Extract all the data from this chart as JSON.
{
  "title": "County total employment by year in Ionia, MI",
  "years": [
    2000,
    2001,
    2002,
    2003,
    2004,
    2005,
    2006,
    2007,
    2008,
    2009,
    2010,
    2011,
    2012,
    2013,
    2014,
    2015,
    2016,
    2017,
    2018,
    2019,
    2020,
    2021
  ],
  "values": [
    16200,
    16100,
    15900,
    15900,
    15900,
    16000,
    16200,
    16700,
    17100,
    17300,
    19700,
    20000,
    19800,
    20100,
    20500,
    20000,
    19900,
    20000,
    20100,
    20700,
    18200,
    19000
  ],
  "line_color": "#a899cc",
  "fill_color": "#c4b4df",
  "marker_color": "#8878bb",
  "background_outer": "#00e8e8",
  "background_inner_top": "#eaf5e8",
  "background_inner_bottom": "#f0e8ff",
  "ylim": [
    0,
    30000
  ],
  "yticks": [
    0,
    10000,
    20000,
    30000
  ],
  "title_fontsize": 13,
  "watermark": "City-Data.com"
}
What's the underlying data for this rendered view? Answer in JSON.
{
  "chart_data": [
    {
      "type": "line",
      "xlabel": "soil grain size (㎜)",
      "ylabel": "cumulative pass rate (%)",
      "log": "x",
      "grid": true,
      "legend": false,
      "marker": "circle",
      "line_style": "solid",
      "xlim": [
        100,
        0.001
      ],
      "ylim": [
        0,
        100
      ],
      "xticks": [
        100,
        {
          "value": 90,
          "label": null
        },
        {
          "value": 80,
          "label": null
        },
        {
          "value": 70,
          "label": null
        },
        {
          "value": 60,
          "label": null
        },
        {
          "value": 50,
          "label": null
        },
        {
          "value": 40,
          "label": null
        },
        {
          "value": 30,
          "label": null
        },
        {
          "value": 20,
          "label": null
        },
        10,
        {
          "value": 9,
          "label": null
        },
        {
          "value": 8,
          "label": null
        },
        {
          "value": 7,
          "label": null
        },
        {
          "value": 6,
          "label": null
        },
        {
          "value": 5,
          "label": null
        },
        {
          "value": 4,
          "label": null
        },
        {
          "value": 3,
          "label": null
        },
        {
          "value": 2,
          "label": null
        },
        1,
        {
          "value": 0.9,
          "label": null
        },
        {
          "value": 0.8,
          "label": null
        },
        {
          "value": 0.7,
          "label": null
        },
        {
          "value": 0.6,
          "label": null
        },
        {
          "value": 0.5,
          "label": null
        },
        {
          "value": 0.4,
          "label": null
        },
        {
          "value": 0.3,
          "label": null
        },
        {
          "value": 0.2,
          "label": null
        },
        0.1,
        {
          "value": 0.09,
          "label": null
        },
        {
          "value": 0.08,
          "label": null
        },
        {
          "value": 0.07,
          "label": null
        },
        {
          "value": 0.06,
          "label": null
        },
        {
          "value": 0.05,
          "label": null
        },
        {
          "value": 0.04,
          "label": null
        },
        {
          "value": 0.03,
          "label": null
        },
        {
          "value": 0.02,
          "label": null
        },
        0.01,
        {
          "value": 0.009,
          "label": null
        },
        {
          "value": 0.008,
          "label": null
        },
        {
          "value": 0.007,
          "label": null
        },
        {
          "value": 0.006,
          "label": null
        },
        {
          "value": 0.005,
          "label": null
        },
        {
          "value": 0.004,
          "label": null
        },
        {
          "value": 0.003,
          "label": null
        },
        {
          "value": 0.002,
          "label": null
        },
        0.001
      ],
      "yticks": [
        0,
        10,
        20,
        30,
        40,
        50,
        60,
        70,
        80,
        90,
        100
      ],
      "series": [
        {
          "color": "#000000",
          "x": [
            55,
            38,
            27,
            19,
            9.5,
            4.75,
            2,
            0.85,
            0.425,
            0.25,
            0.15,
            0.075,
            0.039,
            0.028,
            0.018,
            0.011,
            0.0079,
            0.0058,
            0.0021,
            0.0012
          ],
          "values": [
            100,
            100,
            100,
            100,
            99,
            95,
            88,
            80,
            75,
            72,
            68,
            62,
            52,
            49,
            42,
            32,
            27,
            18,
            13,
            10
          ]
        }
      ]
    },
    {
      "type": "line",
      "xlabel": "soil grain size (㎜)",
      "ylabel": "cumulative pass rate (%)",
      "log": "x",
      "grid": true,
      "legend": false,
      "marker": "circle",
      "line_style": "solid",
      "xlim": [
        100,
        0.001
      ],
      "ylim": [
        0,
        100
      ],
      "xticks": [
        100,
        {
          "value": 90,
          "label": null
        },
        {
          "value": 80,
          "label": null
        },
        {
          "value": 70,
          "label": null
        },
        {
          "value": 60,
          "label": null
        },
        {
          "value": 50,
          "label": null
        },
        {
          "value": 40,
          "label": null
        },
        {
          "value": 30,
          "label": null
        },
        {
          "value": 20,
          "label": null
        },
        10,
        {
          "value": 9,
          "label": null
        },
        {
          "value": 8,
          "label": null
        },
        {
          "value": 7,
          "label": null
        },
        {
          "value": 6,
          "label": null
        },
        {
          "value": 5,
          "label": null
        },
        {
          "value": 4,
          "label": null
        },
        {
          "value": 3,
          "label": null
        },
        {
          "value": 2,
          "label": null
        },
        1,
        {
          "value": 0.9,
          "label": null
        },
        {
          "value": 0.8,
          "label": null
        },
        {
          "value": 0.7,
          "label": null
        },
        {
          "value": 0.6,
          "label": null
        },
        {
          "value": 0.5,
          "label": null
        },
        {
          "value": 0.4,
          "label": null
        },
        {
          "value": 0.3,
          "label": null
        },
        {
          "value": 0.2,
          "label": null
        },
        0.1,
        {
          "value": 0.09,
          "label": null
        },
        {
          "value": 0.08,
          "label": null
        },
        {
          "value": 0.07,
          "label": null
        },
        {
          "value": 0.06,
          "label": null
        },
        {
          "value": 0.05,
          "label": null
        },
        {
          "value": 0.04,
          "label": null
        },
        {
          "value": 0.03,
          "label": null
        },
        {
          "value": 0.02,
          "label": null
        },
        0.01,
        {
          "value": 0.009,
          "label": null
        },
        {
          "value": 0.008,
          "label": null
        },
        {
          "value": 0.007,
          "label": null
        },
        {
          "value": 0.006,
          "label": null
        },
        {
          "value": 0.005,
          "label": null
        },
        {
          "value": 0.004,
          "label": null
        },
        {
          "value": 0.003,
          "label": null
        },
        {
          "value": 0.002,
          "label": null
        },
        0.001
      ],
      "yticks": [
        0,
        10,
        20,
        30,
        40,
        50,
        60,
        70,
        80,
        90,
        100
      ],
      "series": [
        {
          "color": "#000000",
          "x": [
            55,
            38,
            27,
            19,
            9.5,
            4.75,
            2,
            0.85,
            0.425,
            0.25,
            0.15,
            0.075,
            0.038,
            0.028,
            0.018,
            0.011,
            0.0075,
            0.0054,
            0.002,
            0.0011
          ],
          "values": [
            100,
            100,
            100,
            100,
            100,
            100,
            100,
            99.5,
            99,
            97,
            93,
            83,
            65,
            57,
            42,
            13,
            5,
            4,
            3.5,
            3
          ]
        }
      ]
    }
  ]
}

● **What is needed**:
The word "JSON" appears in how many lines of the records? Give the number only.

● **Task solution**:
2